> [Aim of the exercise] Count every line where "الإلكتروني" shows up, and give that number only.

> [Rows from a dataset]
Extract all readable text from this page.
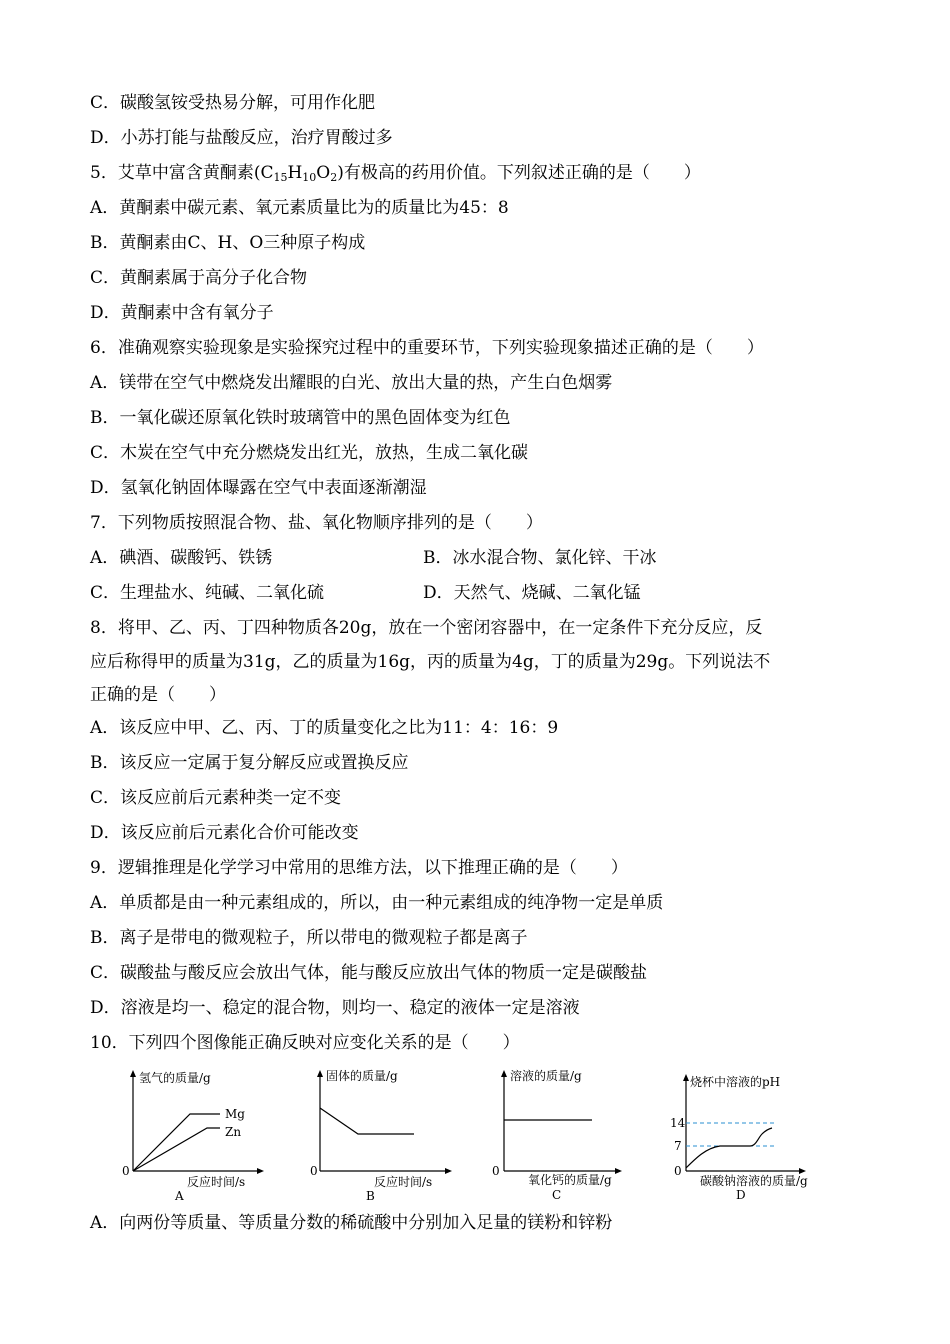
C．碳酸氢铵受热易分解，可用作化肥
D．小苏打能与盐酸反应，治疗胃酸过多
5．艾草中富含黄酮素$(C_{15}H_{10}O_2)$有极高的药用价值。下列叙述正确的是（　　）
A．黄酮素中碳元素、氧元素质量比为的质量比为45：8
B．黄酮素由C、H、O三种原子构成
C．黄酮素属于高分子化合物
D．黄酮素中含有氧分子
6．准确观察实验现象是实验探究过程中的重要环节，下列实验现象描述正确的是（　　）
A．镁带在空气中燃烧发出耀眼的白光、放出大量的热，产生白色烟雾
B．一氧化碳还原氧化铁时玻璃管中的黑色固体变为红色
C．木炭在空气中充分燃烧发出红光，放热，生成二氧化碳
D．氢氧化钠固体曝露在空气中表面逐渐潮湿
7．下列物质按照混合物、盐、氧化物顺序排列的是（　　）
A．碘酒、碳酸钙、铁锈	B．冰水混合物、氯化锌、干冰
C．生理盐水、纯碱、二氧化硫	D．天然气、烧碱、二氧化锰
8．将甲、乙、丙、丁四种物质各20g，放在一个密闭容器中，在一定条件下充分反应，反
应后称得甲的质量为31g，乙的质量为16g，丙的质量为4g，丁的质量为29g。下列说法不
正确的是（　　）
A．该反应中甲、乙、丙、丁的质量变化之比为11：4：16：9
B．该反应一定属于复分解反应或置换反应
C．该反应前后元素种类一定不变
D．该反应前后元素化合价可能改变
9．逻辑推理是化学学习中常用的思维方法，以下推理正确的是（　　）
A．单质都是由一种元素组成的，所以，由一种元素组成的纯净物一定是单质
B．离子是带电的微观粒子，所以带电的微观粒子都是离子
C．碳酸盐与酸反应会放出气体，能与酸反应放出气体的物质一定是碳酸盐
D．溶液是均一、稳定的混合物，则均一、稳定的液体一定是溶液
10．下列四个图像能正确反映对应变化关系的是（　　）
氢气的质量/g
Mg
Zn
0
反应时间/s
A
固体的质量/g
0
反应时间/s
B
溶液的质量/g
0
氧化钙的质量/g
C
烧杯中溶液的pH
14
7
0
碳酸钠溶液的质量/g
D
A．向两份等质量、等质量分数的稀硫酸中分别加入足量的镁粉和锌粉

--

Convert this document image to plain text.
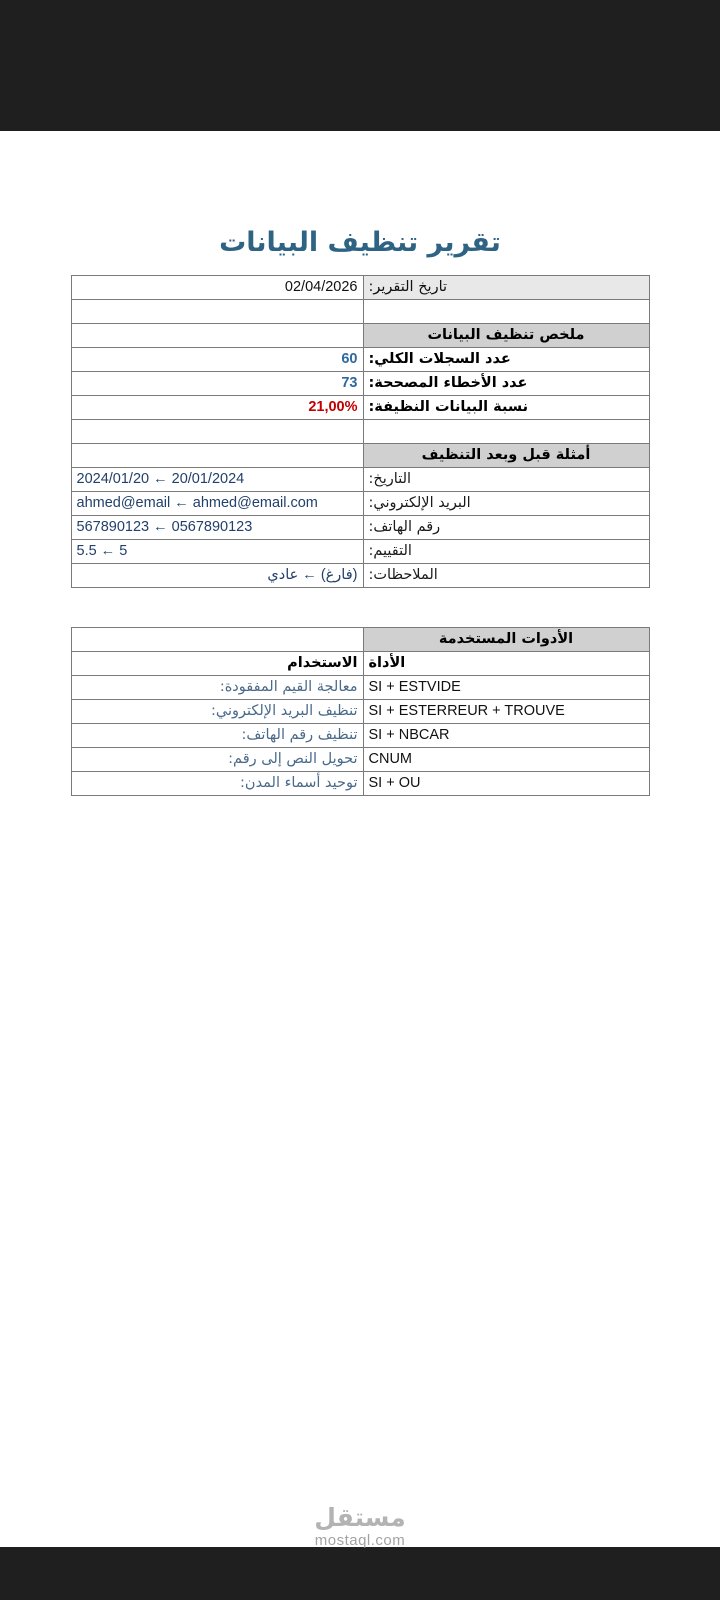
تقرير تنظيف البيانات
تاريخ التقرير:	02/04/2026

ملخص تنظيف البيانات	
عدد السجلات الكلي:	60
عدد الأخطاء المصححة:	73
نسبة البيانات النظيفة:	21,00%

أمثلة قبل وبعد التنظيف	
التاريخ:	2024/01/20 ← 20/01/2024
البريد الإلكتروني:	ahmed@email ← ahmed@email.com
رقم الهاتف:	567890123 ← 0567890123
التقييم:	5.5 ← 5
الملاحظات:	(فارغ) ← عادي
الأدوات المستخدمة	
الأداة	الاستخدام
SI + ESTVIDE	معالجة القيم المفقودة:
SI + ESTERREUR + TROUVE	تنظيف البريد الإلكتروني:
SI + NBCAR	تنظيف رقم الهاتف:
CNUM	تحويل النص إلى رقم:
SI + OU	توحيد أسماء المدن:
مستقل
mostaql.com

> [Solution for this task] 2